● WHAT THIS TASK INVOLVES:
Could you convert every row into a JSON list of strings, one string per line, skipping blank lines and omitting the pictures?

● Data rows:
• • •

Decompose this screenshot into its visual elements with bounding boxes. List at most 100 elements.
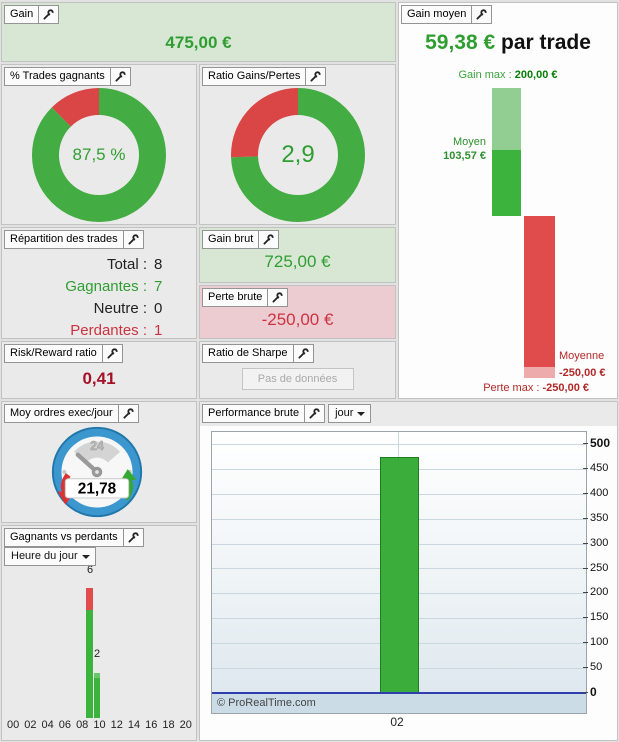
gain-brut-value: 725,00 € [264,252,331,271]
perte-max-label: Perte max : [483,382,540,394]
gain-panel: Gain 475,00 € [1,2,396,62]
moy-ordres-settings-button[interactable] [118,404,139,423]
ratio-gp-panel: Ratio Gains/Pertes 2,9 [199,64,396,225]
repartition-rows: Total : 8 Gagnantes : 7 Neutre : 0 Perdante… [2,254,196,342]
risk-reward-settings-button[interactable] [102,344,123,363]
gauge-24-label: 24 [90,439,104,453]
row-label: Perdantes : [70,322,147,339]
wrench-icon [123,408,134,419]
ratio-gp-settings-button[interactable] [306,67,327,86]
perte-brute-value: -250,00 € [261,310,334,329]
gain-brut-settings-button[interactable] [259,230,280,249]
hour-filter-dropdown[interactable]: Heure du jour [4,547,96,566]
gain-moyen-value: 59,38 € [425,31,496,54]
gvp-settings-button[interactable] [123,528,144,547]
repartition-row-neutre: Neutre : 0 [2,298,196,320]
waterfall-perte-bar [524,216,555,367]
ratio-gp-panel-title: Ratio Gains/Pertes [202,67,307,86]
gain-moyen-suffix: par trade [495,31,591,54]
sharpe-settings-button[interactable] [293,344,314,363]
gain-value: 475,00 € [165,33,232,52]
pct-trades-panel-title: % Trades gagnants [4,67,111,86]
gvp-bar-hour09-losses [86,588,93,610]
gvp-x-axis: 00 02 04 06 08 10 12 14 16 18 20 [7,719,192,731]
y-tick: 400 [583,486,619,500]
x-label: 14 [127,719,141,731]
row-label: Gagnantes : [65,278,147,295]
wrench-icon [297,348,309,359]
win-pct-donut-chart: 87,5 % [29,85,169,225]
perte-max-line: Perte max : -250,00 € [483,381,589,395]
moy-ordres-value: 21,78 [78,481,117,498]
gain-panel-title: Gain [4,5,40,24]
x-label: 12 [110,719,123,731]
gvp-bar-hour10-tip [94,673,100,678]
y-tick: 500 [583,436,619,450]
pct-trades-panel: % Trades gagnants 87,5 % [1,64,197,225]
no-data-button[interactable]: Pas de données [241,368,354,390]
gain-settings-button[interactable] [39,5,60,24]
x-label: 20 [179,719,192,731]
x-label: 02 [24,719,37,731]
y-tick: 350 [583,511,619,525]
gauge-icon: 24 21,78 [51,426,143,518]
gain-moyen-panel: Gain moyen 59,38 € par trade Gain max : … [398,2,618,399]
gain-moyen-settings-button[interactable] [472,5,493,24]
moy-ordres-panel: Moy ordres exec/jour 24 [1,401,197,523]
row-value: 1 [154,322,163,339]
row-value: 7 [154,278,163,295]
moyen-value: 103,57 € [443,150,486,162]
risk-reward-value: 0,41 [82,369,116,388]
risk-reward-panel: Risk/Reward ratio 0,41 [1,341,197,399]
gain-max-value: 200,00 € [514,69,558,81]
wrench-icon [115,71,126,82]
y-tick: 250 [583,561,619,575]
win-pct-value: 87,5 % [72,145,126,164]
moyen-label: Moyen [452,136,486,148]
gain-moyen-value-line: 59,38 € par trade [399,31,617,55]
moyenne-label: Moyenne [559,350,605,362]
gvp-bar-hour09-wins [86,610,93,718]
bar-value-label: 6 [86,564,94,576]
gauge-widget: 24 21,78 [49,424,145,520]
gain-brut-panel-title: Gain brut [202,230,260,249]
wrench-icon [263,234,274,245]
x-label: 06 [58,719,72,731]
performance-chart-plot: © ProRealTime.com [211,431,587,714]
repartition-row-perdantes: Perdantes : 1 [2,320,196,342]
wrench-icon [43,9,54,20]
repartition-settings-button[interactable] [123,230,144,249]
waterfall-gain-max-bar [492,88,521,150]
waterfall-gain-moyen-bar [492,150,521,216]
x-label: 16 [145,719,158,731]
row-value: 0 [154,300,163,317]
moyenne-label-block: Moyenne -250,00 € [559,349,605,380]
wrench-icon [107,348,118,359]
performance-settings-button[interactable] [305,404,326,423]
perte-max-value: -250,00 € [542,382,589,394]
x-label: 04 [41,719,54,731]
repartition-row-total: Total : 8 [2,254,196,276]
ratio-gp-value: 2,9 [281,141,315,168]
x-label: 18 [162,719,175,731]
repartition-row-gagnantes: Gagnantes : 7 [2,276,196,298]
sharpe-panel-title: Ratio de Sharpe [202,344,294,363]
donut-svg [32,88,166,222]
wrench-icon [310,71,321,82]
sharpe-panel: Ratio de Sharpe Pas de données [199,341,396,399]
gain-brut-panel: Gain brut 725,00 € [199,227,396,283]
performance-panel: Performance brute jour © ProRealTime.com… [199,401,618,741]
bar-value-label: 2 [93,648,101,660]
y-tick: 450 [583,461,619,475]
row-label: Total : [106,256,147,273]
perte-brute-panel: Perte brute -250,00 € [199,285,396,339]
performance-panel-title: Performance brute [202,404,306,423]
x-label: 08 [76,719,89,731]
perte-brute-settings-button[interactable] [268,288,289,307]
period-dropdown[interactable]: jour [328,404,372,423]
row-value: 8 [154,256,163,273]
x-tick-label: 02 [390,715,404,729]
wrench-icon [128,532,139,543]
pct-trades-settings-button[interactable] [110,67,131,86]
y-tick: 50 [583,660,619,674]
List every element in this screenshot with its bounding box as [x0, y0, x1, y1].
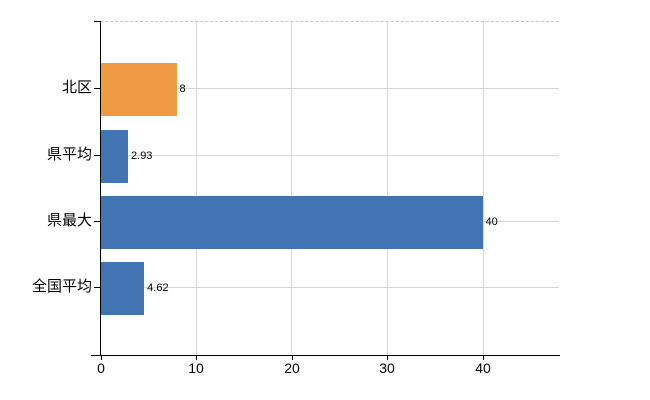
x-tick [101, 356, 102, 360]
y-axis-line [100, 21, 101, 355]
bar [100, 129, 129, 183]
x-tick [292, 356, 293, 360]
plot-area: 8 2.93 40 4.62 [100, 21, 559, 355]
y-tick [94, 88, 100, 89]
y-tick [94, 287, 100, 288]
x-tick [483, 356, 484, 360]
x-tick [196, 356, 197, 360]
x-tick-label: 10 [188, 360, 204, 376]
x-tick-label: 30 [379, 360, 395, 376]
h-gridline [100, 88, 559, 89]
bar [100, 261, 145, 315]
bar-value-label: 40 [485, 216, 498, 228]
h-gridline [100, 155, 559, 156]
x-tick [387, 356, 388, 360]
v-gridline [483, 22, 484, 355]
bar-value-label: 2.93 [131, 150, 153, 162]
y-tick [94, 221, 100, 222]
bar [100, 195, 483, 249]
x-tick-label: 20 [284, 360, 300, 376]
v-gridline [291, 22, 292, 355]
v-gridline [387, 22, 388, 355]
y-tick [94, 155, 100, 156]
category-label: 全国平均 [31, 278, 92, 295]
x-tick-label: 0 [97, 360, 105, 376]
bar-value-label: 8 [179, 83, 186, 95]
category-label: 県平均 [46, 146, 92, 163]
bar-value-label: 4.62 [147, 282, 169, 294]
category-label: 県最大 [46, 212, 92, 229]
x-tick-label: 40 [475, 360, 491, 376]
h-gridline [100, 287, 559, 288]
v-gridline [196, 22, 197, 355]
category-label: 北区 [61, 79, 92, 96]
bar [100, 62, 177, 116]
y-axis-end-tick [94, 21, 100, 22]
x-axis-line [91, 355, 560, 356]
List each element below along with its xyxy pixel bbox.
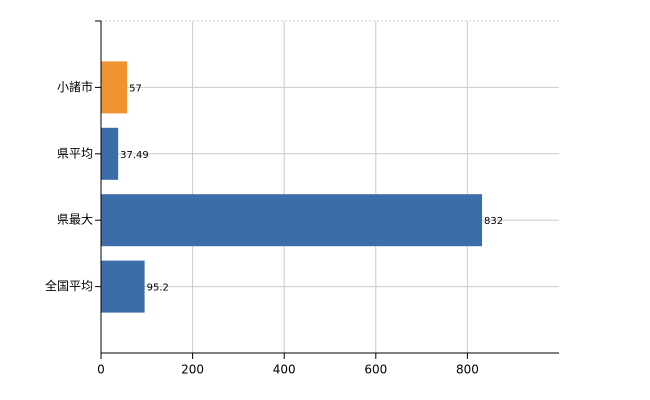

• • •

● RESULT BELOW:
[
  "Decompose this screenshot into its visual elements with bounding boxes. List at most 100 elements.",
  "gain-brut-value: 725,00 € [264,252,331,271]",
  "perte-max-label: Perte max : [483,382,540,394]",
  "gain-panel: Gain 475,00 € [1,2,396,62]",
  "moy-ordres-settings-button[interactable] [118,404,139,423]",
  "ratio-gp-panel: Ratio Gains/Pertes 2,9 [199,64,396,225]",
  "repartition-rows: Total : 8 Gagnantes : 7 Neutre : 0 Perdante… [2,254,196,342]",
  "risk-reward-settings-button[interactable] [102,344,123,363]",
  "gauge-24-label: 24 [90,439,104,453]",
  "row-label: Perdantes : [70,322,147,339]",
  "wrench-icon [123,408,134,419]",
  "ratio-gp-settings-button[interactable] [306,67,327,86]",
  "perte-brute-value: -250,00 € [261,310,334,329]",
  "gain-brut-settings-button[interactable] [259,230,280,249]",
  "hour-filter-dropdown[interactable]: Heure du jour [4,547,96,566]",
  "gain-moyen-value: 59,38 € [425,31,496,54]",
  "gvp-settings-button[interactable] [123,528,144,547]",
  "repartition-row-neutre: Neutre : 0 [2,298,196,320]",
  "waterfall-perte-bar [524,216,555,367]",
  "ratio-gp-panel-title: Ratio Gains/Pertes [202,67,307,86]",
  "gain-moyen-suffix: par trade [495,31,591,54]",
  "sharpe-settings-button[interactable] [293,344,314,363]",
  "gain-value: 475,00 € [165,33,232,52]",
  "pct-trades-panel-title: % Trades gagnants [4,67,111,86]",
  "gvp-bar-hour09-losses [86,588,93,610]",
  "gvp-x-axis: 00 02 04 06 08 10 12 14 16 18 20 [7,719,192,731]",
  "y-tick: 400 [583,486,619,500]",
  "x-label: 14 [127,719,141,731]",
  "row-label: Gagnantes : [65,278,147,295]",
  "wrench-icon [297,348,309,359]",
  "win-pct-donut-chart: 87,5 % [29,85,169,225]",
  "perte-max-line: Perte max : -250,00 € [483,381,589,395]",
  "moy-ordres-value: 21,78 [78,481,117,498]",
  "gain-panel-title: Gain [4,5,40,24]",
  "x-label: 12 [110,719,123,731]",
  "gvp-bar-hour10-tip [94,673,100,678]",
  "y-tick: 500 [583,436,619,450]",
  "pct-trades-panel: % Trades gagnants 87,5 % [1,64,197,225]",
  "no-data-button[interactable]: Pas de données [241,368,354,390]",
  "gain-settings-button[interactable] [39,5,60,24]",
  "x-label: 20 [179,719,192,731]",
  "x-label: 02 [24,719,37,731]",
  "y-tick: 350 [583,511,619,525]",
  "gauge-icon: 24 21,78 [51,426,143,518]",
  "gain-moyen-panel: Gain moyen 59,38 € par trade Gain max : … [398,2,618,399]",
  "gain-moyen-settings-button[interactable] [472,5,493,24]",
  "moy-ordres-panel: Moy ordres exec/jour 24 [1,401,197,523]",
  "row-value: 1 [154,322,163,339]",
  "row-value: 7 [154,278,163,295]",
  "moyen-value: 103,57 € [443,150,486,162]",
  "risk-reward-value: 0,41 [82,369,116,388]",
  "risk-reward-panel: Risk/Reward ratio 0,41 [1,341,197,399]",
  "gain-max-value: 200,00 € [514,69,558,81]",
  "wrench-icon [115,71,126,82]",
  "y-tick: 250 [583,561,619,575]",
  "win-pct-value: 87,5 % [72,145,126,164]",
  "moyen-label: Moyen [452,136,486,148]",
  "gain-moyen-value-line: 59,38 € par trade [399,31,617,55]",
  "moyenne-label: Moyenne [559,350,605,362]",
  "gvp-bar-hour09-wins [86,610,93,718]",
  "bar-value-label: 6 [86,564,94,576]",
  "gauge-widget: 24 21,78 [49,424,145,520]",
  "gain-brut-panel-title: Gain brut [202,230,260,249]",
  "wrench-icon [263,234,274,245]",
  "x-label: 06 [58,719,72,731]",
  "performance-chart-plot: © ProRealTime.com [211,431,587,714]",
  "repartition-row-perdantes: Perdantes : 1 [2,320,196,342]",
  "wrench-icon [43,9,54,20]",
  "repartition-settings-button[interactable] [123,230,144,249]",
  "waterfall-gain-max-bar [492,88,521,150]",
  "waterfall-gain-moyen-bar [492,150,521,216]",
  "x-label: 16 [145,719,158,731]",
  "row-value: 0 [154,300,163,317]",
  "moyenne-label-block: Moyenne -250,00 € [559,349,605,380]",
  "wrench-icon [107,348,118,359]",
  "performance-settings-button[interactable] [305,404,326,423]",
  "perte-max-value: -250,00 € [542,382,589,394]",
  "x-label: 04 [41,719,54,731]",
  "repartition-row-total: Total : 8 [2,254,196,276]",
  "ratio-gp-value: 2,9 [281,141,315,168]",
  "x-label: 18 [162,719,175,731]",
  "repartition-row-gagnantes: Gagnantes : 7 [2,276,196,298]",
  "sharpe-panel-title: Ratio de Sharpe [202,344,294,363]",
  "donut-svg [32,88,166,222]",
  "wrench-icon [310,71,321,82]",
  "sharpe-panel: Ratio de Sharpe Pas de données [199,341,396,399]",
  "gain-brut-panel: Gain brut 725,00 € [199,227,396,283]",
  "performance-panel: Performance brute jour © ProRealTime.com… [199,401,618,741]",
  "bar-value-label: 2 [93,648,101,660]",
  "y-tick: 450 [583,461,619,475]",
  "row-label: Total : [106,256,147,273]",
  "perte-brute-panel: Perte brute -250,00 € [199,285,396,339]",
  "performance-panel-title: Performance brute [202,404,306,423]",
  "x-label: 08 [76,719,89,731]",
  "perte-brute-settings-button[interactable] [268,288,289,307]",
  "period-dropdown[interactable]: jour [328,404,372,423]",
  "row-value: 8 [154,256,163,273]",
  "x-tick-label: 02 [390,715,404,729]",
  "wrench-icon [128,532,139,543]",
  "pct-trades-settings-button[interactable] [110,67,131,86]",
  "y-tick: 50 [583,660,619,674]",
  "List every element in this screenshot with its bounding box as [x0, y0, x1, y1].",
  "x-tick [101, 356, 102, 360]",
  "y-axis-line [100, 21, 101, 355]",
  "bar [100, 129, 129, 183]",
  "x-tick [292, 356, 293, 360]",
  "plot-area: 8 2.93 40 4.62 [100, 21, 559, 355]",
  "y-tick [94, 88, 100, 89]",
  "y-tick [94, 287, 100, 288]",
  "x-tick [483, 356, 484, 360]",
  "x-tick [196, 356, 197, 360]",
  "x-tick-label: 10 [188, 360, 204, 376]",
  "x-tick-label: 30 [379, 360, 395, 376]",
  "h-gridline [100, 88, 559, 89]",
  "bar [100, 261, 145, 315]",
  "bar-value-label: 40 [485, 216, 498, 228]",
  "h-gridline [100, 155, 559, 156]",
  "x-tick [387, 356, 388, 360]",
  "v-gridline [483, 22, 484, 355]",
  "bar-value-label: 2.93 [131, 150, 153, 162]",
  "y-tick [94, 221, 100, 222]",
  "bar [100, 195, 483, 249]",
  "x-tick-label: 20 [284, 360, 300, 376]",
  "v-gridline [291, 22, 292, 355]",
  "v-gridline [387, 22, 388, 355]",
  "y-tick [94, 155, 100, 156]",
  "category-label: 全国平均 [31, 278, 92, 295]",
  "x-tick-label: 0 [97, 360, 105, 376]",
  "bar-value-label: 8 [179, 83, 186, 95]",
  "category-label: 県平均 [46, 146, 92, 163]",
  "bar-value-label: 4.62 [147, 282, 169, 294]",
  "category-label: 県最大 [46, 212, 92, 229]",
  "x-tick-label: 40 [475, 360, 491, 376]",
  "h-gridline [100, 287, 559, 288]",
  "v-gridline [196, 22, 197, 355]",
  "category-label: 北区 [61, 79, 92, 96]",
  "bar [100, 62, 177, 116]",
  "y-axis-end-tick [94, 21, 100, 22]",
  "x-axis-line [91, 355, 560, 356]",
  "List each element below along with its xyxy pixel bbox."
]